SUA TAREFA >> Repita na íntegra o trecho selecionado sobre o direito à saúde, sem nenhuma alteração.

____ TRECHO SELECIONADO

A Constituição estabelece que a saúde é um direito de todos e um dever do Estado. As políticas públicas nessa área devem ser universais e preparadas para garantir o acesso igualitário às ações e aos serviços de saúde, que devem ser organizados em um sistema único, hierarquizado e descentralizado, capaz de oferecer um atendimento integral, envolvendo medidas de prevenção, acesso a medicamentos e procedimentos de alta complexidade, tudo de forma a compreender a saúde como uma questão de cidadania.
O Judiciário tem sido chamado a garantir esse direito constitucional por diferentes demandas, seja para ampliar leitos hospitalares, garantir o financiamento para as políticas de saúde ou promover o acesso a medicamentos.
Esse último ponto em especial tem gerado intensos debates sobre os limites que os juízes deveriam ter frente a ações judiciais que pedem medicamentos. Todo e qualquer medicamento poderia ser concedido pela via judicial? Qual instância federativa deveria assumir esse compromisso, sabendo do impacto orçamentário que possui?
O Supremo Tribunal Federal procurou uniformizar a questão ao julgar duas ações com repercussão geral e que, portanto, deverão ser observadas por todas as demais instâncias da Justiça e pela administração pública.

________
____ MATERIAL DE ESTUDO

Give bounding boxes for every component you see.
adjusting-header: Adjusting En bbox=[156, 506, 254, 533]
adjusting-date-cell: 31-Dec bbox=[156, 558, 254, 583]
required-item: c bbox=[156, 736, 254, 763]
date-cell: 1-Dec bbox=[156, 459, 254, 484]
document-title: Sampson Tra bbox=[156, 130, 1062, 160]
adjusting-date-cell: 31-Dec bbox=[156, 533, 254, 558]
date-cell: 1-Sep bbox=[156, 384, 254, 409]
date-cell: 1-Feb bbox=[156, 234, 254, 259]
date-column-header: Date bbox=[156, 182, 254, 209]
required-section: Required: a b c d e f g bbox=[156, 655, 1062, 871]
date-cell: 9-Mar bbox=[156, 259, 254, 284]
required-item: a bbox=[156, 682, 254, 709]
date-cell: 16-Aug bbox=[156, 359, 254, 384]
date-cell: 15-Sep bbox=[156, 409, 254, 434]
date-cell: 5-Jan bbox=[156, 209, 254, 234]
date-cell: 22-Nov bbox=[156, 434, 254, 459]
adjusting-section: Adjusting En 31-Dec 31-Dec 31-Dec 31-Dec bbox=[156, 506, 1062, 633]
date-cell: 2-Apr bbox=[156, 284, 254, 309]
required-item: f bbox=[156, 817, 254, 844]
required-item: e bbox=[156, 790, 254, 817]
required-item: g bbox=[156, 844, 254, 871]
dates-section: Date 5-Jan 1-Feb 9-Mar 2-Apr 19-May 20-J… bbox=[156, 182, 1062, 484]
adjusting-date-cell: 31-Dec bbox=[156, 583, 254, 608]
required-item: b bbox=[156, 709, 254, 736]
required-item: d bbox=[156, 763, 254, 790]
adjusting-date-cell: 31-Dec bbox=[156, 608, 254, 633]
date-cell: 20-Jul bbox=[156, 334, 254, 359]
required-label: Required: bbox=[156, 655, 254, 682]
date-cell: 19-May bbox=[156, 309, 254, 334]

________

RESPOSTA DO EXERCÍCIO >>
A Constituição estabelece que a saúde é um direito de todos e um dever do Estado. As políticas públicas nessa área devem ser universais e preparadas para garantir o acesso igualitário às ações e aos serviços de saúde, que devem ser organizados em um sistema único, hierarquizado e descentralizado, capaz de oferecer um atendimento integral, envolvendo medidas de prevenção, acesso a medicamentos e procedimentos de alta complexidade, tudo de forma a compreender a saúde como uma questão de cidadania.
O Judiciário tem sido chamado a garantir esse direito constitucional por diferentes demandas, seja para ampliar leitos hospitalares, garantir o financiamento para as políticas de saúde ou promover o acesso a medicamentos.
Esse último ponto em especial tem gerado intensos debates sobre os limites que os juízes deveriam ter frente a ações judiciais que pedem medicamentos. Todo e qualquer medicamento poderia ser concedido pela via judicial? Qual instância federativa deveria assumir esse compromisso, sabendo do impacto orçamentário que possui?
O Supremo Tribunal Federal procurou uniformizar a questão ao julgar duas ações com repercussão geral e que, portanto, deverão ser observadas por todas as demais instâncias da Justiça e pela administração pública.